§ **WHAT THE TASK ASKS**
Present the following data again exactly as it is shown.

(Saved data entries)
——
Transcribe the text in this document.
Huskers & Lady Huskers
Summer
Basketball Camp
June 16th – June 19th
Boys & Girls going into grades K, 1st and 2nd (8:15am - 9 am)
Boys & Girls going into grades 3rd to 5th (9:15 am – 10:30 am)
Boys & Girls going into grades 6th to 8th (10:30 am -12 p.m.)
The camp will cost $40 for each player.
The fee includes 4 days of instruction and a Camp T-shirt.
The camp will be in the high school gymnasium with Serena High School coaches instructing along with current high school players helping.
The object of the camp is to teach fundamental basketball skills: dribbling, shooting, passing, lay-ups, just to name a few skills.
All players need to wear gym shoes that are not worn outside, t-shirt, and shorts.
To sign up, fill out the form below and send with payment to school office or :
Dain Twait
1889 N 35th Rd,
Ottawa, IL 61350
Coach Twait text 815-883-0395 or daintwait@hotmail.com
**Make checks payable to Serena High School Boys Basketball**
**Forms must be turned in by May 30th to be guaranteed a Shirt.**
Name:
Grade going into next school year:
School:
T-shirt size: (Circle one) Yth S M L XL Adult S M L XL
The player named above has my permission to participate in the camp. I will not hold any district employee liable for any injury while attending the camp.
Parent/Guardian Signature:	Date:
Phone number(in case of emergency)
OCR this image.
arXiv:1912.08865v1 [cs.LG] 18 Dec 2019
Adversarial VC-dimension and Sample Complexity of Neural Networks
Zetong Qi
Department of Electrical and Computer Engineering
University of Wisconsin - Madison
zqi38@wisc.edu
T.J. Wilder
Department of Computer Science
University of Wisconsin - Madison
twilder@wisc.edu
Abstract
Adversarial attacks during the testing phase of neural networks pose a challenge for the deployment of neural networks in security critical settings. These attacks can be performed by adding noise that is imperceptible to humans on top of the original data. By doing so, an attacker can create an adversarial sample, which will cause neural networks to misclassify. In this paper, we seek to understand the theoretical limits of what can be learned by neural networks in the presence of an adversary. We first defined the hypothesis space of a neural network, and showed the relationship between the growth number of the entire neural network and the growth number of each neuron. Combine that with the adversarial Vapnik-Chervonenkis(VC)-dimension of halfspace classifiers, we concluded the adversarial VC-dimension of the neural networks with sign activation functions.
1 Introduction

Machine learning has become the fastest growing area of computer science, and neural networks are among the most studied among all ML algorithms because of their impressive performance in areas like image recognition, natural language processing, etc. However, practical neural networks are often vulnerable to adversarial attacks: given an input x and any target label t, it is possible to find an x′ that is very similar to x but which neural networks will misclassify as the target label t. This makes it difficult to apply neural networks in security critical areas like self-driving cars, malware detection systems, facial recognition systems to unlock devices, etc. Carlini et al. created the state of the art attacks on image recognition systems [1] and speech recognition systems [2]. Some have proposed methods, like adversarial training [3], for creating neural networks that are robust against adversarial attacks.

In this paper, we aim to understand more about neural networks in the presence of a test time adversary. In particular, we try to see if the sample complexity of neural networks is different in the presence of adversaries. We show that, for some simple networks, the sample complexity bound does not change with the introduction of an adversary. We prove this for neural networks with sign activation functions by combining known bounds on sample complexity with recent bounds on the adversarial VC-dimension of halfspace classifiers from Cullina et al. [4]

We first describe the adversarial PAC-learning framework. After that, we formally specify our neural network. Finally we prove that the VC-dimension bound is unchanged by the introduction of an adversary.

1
——
§ **RIGHT ANSWER**
Transcribe the text in this document.
Huskers & Lady Huskers
Summer
Basketball Camp
June 16th – June 19th
Boys & Girls going into grades K, 1st and 2nd (8:15am - 9 am)
Boys & Girls going into grades 3rd to 5th (9:15 am – 10:30 am)
Boys & Girls going into grades 6th to 8th (10:30 am -12 p.m.)
The camp will cost $40 for each player.
The fee includes 4 days of instruction and a Camp T-shirt.
The camp will be in the high school gymnasium with Serena High School coaches instructing along with current high school players helping.
The object of the camp is to teach fundamental basketball skills: dribbling, shooting, passing, lay-ups, just to name a few skills.
All players need to wear gym shoes that are not worn outside, t-shirt, and shorts.
To sign up, fill out the form below and send with payment to school office or :
Dain Twait
1889 N 35th Rd,
Ottawa, IL 61350
Coach Twait text 815-883-0395 or daintwait@hotmail.com
**Make checks payable to Serena High School Boys Basketball**
**Forms must be turned in by May 30th to be guaranteed a Shirt.**
Name:
Grade going into next school year:
School:
T-shirt size: (Circle one) Yth S M L XL Adult S M L XL
The player named above has my permission to participate in the camp. I will not hold any district employee liable for any injury while attending the camp.
Parent/Guardian Signature:	Date:
Phone number(in case of emergency)
OCR this image.
arXiv:1912.08865v1 [cs.LG] 18 Dec 2019
Adversarial VC-dimension and Sample Complexity of Neural Networks
Zetong Qi
Department of Electrical and Computer Engineering
University of Wisconsin - Madison
zqi38@wisc.edu
T.J. Wilder
Department of Computer Science
University of Wisconsin - Madison
twilder@wisc.edu
Abstract
Adversarial attacks during the testing phase of neural networks pose a challenge for the deployment of neural networks in security critical settings. These attacks can be performed by adding noise that is imperceptible to humans on top of the original data. By doing so, an attacker can create an adversarial sample, which will cause neural networks to misclassify. In this paper, we seek to understand the theoretical limits of what can be learned by neural networks in the presence of an adversary. We first defined the hypothesis space of a neural network, and showed the relationship between the growth number of the entire neural network and the growth number of each neuron. Combine that with the adversarial Vapnik-Chervonenkis(VC)-dimension of halfspace classifiers, we concluded the adversarial VC-dimension of the neural networks with sign activation functions.
1 Introduction

Machine learning has become the fastest growing area of computer science, and neural networks are among the most studied among all ML algorithms because of their impressive performance in areas like image recognition, natural language processing, etc. However, practical neural networks are often vulnerable to adversarial attacks: given an input x and any target label t, it is possible to find an x′ that is very similar to x but which neural networks will misclassify as the target label t. This makes it difficult to apply neural networks in security critical areas like self-driving cars, malware detection systems, facial recognition systems to unlock devices, etc. Carlini et al. created the state of the art attacks on image recognition systems [1] and speech recognition systems [2]. Some have proposed methods, like adversarial training [3], for creating neural networks that are robust against adversarial attacks.

In this paper, we aim to understand more about neural networks in the presence of a test time adversary. In particular, we try to see if the sample complexity of neural networks is different in the presence of adversaries. We show that, for some simple networks, the sample complexity bound does not change with the introduction of an adversary. We prove this for neural networks with sign activation functions by combining known bounds on sample complexity with recent bounds on the adversarial VC-dimension of halfspace classifiers from Cullina et al. [4]

We first describe the adversarial PAC-learning framework. After that, we formally specify our neural network. Finally we prove that the VC-dimension bound is unchanged by the introduction of an adversary.

1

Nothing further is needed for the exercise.